[Aim]:
Draw out every line with the word "image" from the listing below.

───── Materials provided ─────

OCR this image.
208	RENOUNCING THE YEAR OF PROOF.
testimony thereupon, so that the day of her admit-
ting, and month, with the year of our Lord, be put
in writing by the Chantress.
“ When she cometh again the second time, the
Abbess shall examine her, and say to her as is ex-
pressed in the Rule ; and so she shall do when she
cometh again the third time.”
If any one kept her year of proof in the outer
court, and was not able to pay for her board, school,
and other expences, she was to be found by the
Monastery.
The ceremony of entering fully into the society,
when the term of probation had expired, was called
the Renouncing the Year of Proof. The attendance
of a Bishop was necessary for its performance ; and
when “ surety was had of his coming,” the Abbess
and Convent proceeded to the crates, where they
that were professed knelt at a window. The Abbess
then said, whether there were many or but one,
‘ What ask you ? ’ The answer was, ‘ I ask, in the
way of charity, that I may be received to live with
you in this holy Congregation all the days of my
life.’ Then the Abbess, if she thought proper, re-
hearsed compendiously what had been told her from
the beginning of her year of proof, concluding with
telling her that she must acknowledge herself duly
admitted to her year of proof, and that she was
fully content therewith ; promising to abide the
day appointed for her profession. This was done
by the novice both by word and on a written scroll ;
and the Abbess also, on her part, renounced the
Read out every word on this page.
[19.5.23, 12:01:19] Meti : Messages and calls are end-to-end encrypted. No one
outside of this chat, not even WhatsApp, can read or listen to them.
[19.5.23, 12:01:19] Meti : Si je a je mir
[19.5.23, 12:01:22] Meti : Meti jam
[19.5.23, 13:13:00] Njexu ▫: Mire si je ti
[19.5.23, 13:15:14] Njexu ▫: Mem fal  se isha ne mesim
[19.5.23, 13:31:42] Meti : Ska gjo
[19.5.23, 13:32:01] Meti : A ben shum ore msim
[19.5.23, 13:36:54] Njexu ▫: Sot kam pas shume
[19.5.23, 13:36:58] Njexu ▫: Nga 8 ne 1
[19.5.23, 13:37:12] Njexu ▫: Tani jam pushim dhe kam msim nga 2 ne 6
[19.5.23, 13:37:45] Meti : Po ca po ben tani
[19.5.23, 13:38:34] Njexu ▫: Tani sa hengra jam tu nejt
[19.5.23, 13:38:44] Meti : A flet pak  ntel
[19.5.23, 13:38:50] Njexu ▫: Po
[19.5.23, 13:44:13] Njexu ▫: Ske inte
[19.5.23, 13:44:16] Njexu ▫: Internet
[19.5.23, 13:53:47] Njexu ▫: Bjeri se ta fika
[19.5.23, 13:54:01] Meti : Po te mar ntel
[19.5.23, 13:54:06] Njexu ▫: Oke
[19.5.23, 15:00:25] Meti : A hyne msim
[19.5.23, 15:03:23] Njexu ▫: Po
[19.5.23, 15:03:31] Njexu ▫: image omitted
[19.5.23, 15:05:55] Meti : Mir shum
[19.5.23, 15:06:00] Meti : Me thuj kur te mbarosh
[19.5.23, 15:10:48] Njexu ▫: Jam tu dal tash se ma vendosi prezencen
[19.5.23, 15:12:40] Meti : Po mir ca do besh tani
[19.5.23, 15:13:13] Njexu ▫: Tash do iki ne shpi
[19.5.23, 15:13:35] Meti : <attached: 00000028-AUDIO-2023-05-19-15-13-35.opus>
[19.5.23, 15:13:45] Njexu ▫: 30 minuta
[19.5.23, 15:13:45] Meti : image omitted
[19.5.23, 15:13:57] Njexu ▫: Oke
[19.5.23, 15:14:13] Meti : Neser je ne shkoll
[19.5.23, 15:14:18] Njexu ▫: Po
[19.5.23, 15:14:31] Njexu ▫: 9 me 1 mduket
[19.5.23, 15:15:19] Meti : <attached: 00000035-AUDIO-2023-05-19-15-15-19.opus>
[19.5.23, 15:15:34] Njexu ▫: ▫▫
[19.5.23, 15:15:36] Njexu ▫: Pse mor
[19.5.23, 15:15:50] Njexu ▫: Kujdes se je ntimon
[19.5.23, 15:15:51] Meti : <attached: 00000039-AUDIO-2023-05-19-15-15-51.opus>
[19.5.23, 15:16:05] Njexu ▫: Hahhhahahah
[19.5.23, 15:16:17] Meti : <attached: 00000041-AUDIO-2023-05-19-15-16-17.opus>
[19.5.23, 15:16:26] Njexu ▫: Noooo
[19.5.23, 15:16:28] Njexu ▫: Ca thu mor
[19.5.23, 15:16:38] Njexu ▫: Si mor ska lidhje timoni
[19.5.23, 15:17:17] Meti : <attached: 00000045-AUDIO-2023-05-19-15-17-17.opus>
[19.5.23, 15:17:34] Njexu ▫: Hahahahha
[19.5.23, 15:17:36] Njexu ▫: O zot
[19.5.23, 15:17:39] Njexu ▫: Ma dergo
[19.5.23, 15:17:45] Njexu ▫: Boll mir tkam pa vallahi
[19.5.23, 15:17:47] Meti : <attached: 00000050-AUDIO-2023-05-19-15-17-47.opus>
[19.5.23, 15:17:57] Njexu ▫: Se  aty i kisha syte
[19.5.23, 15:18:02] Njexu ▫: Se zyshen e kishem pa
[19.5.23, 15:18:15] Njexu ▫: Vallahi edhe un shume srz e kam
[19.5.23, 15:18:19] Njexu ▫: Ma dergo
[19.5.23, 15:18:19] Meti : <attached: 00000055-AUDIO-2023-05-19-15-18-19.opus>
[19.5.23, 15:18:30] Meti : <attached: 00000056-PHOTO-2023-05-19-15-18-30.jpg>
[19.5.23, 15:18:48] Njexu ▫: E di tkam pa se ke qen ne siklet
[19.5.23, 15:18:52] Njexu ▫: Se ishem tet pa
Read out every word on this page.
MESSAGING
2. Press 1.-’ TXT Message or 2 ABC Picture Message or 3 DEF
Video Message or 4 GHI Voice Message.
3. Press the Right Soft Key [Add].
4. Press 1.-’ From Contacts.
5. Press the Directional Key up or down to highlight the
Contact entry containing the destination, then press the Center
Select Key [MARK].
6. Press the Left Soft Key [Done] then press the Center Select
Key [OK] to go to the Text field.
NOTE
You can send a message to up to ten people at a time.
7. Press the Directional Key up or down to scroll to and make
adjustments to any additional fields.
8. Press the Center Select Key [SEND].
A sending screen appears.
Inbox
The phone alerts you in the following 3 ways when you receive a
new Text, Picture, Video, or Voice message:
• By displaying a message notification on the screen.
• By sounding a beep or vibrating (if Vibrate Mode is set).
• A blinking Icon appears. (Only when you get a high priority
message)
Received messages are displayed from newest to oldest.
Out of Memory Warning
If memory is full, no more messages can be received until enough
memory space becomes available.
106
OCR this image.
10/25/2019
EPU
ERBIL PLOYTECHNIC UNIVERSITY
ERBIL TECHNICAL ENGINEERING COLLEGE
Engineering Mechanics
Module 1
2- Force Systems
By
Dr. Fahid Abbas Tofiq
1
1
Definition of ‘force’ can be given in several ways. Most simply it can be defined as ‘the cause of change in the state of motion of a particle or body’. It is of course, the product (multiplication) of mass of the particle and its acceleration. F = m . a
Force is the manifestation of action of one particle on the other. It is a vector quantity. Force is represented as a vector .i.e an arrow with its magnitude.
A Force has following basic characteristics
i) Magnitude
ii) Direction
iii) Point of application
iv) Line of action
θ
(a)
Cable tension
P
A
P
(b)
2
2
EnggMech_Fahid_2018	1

─────

[Answer to this problem]:
OCR this image.
[19.5.23, 15:03:31] Njexu ▫: image omitted
[19.5.23, 15:13:45] Meti : image omitted
OCR this image.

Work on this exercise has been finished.